- The problem:
Answer these about the essay on owned audiences below:
(a) For how many years has the writer been writing A Media Operator?
(b) What share of respondents holding five or more subscriptions plan to add more by year's end?
(c) At which company did the writer find that people subscribing to more newsletters became more engaged with all of them?

- Source passage:
################
And please, for the love of everything, do not get me started on Mastodon. This is not going to become a new source of traffic for anyone.
A few tropes have come up throughout the three years I have been writing A Media Operator. And I want to reiterate another one today: traffic from these platforms will never completely stop, but you will never be in control of it, and their dependability will ebb and flow.
Whether we’re talking about social, SEO, or aggregators, that’s true. However, as much as we may try, we do not control what goes into traffic driving to our sites. Therefore, we should spend less time trying to game these platforms and more time doing whatever we can to convert these users to our owned and operated properties.
This is why I have long believed every media company should start as a newsletter. From the beginning, you are building something you control. While we can’t control if platforms change their inbox strategies—or Apple introducing MPP—the simple fact that we can push content gives us a significant leg up. Of course, blasting out a tweet doesn’t guarantee anyone can see it. And good luck if you think Facebook will send you traffic these days.
The game must be converting the traffic into an owned audience. I love SEO. It’s where I got my start. But I’m not deluded into thinking I can depend on Google forever. Keyword interest changes and upstarts attempt to capture the top positioning. But if I convert users from Google into an owned audience, I become less reliant as time goes on.
I started this by saying we couldn’t depend on platforms anymore. Maybe we never could. But for a solid decade, many media operators thought they could build a sustainable business on the backs of the platforms. Those days are dying. Owned audiences are the future like they always should have been.
Paid subscribers are more likely to subscribe to more
One of the criticisms I’ve received about an advertising business is that it’s less predictable than subscriptions. However, the same economic climate that might make advertisers pull back is also one that might have consumers rethinking their subscriptions.
According to Toolkits:
Recent research we conducted in partnership with National Research Group found that 19% of U.S. consumers are currently subscribed to at least one digital publication. Among that group, 29% said they plan to cancel subscriptions by the end of the year, while a smaller portion (27%) expect their subscription tally to increase.
The research also found that the more subscriptions people hold, the more they want: Among respondents who hold five or more subscriptions, 44% said they plan to add more by year’s end. By contrast, 30% of respondents with two to five subscriptions said they plan to add more, dipping to just 14% for those who currently subscribe to a single publication.
Both of these data points are indeed very interesting. First, contraction is common sense. People are feeling the pinch of losing their jobs and inflation. Paying for content becomes a lower priority compared to feeding the family.
However, I find the second paragraph even more impactful: 44% plan to add more by year’s end for users with five or more subscriptions.
While not apples to apples, we found something similar at Morning Brew. As users subscribed to more newsletters, they became more engaged with all of them. It ran counter to our hypothesis that more emails would overwhelm. On the contrary, people who sought out more engaged with more content.
It’s a potentially similar scenario with these paying subscribers. As users get used to paying for content, converting them to pay for more content becomes easier.
But how does this help publishers? There are two ways. First, if you can create a persona of the user likely to pay for content, you can become smarter with your marketing. Second, as you start creating new products, you might be able to convince them to pay more for the bundle. For example, this is how The New York Times is attempting to grow its subscription revenue.
But, bringing it back to the first point, no business model is perfect when economic times are rough. Whether it’s advertisers or consumers pulling spending, publishers still make less money.
################
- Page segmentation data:
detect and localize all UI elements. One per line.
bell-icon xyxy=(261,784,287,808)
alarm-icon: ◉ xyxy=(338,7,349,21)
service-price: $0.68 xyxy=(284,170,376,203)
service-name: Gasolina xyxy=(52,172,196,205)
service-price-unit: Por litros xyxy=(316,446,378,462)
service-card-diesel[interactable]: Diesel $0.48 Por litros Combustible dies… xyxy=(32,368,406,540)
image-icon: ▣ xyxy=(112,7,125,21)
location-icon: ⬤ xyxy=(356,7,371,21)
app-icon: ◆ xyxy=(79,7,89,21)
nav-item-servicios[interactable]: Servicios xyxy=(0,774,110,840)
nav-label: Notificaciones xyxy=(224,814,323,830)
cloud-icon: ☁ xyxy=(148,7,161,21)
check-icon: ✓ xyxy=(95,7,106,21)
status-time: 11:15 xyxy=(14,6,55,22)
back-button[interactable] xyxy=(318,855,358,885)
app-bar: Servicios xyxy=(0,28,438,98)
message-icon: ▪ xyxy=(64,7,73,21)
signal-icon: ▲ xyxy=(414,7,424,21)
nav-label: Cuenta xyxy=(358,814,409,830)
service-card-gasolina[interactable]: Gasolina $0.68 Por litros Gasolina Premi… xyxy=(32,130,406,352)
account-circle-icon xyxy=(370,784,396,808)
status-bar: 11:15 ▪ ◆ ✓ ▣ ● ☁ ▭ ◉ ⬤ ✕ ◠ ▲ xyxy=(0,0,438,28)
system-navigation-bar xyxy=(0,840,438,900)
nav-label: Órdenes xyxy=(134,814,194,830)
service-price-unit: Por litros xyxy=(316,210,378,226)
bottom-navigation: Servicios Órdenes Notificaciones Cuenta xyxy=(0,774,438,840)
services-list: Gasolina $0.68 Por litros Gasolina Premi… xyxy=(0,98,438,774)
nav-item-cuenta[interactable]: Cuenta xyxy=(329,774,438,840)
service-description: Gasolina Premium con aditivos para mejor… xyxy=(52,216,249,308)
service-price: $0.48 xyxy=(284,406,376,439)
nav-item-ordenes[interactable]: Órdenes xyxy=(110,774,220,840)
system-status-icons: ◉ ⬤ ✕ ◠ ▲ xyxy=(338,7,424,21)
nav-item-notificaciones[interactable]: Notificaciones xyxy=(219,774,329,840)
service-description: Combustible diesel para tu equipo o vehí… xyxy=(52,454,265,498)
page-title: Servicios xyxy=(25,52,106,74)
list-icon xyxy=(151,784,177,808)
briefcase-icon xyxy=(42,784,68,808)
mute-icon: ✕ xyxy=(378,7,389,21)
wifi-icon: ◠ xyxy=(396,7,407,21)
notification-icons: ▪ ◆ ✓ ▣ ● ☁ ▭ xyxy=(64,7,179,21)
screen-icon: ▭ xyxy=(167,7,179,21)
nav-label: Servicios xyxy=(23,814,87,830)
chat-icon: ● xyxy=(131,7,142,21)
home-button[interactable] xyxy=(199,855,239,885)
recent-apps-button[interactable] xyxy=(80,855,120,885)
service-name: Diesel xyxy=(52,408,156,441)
################
- Output of the exercise:
(a) Three years
(b) 44%
(c) Morning Brew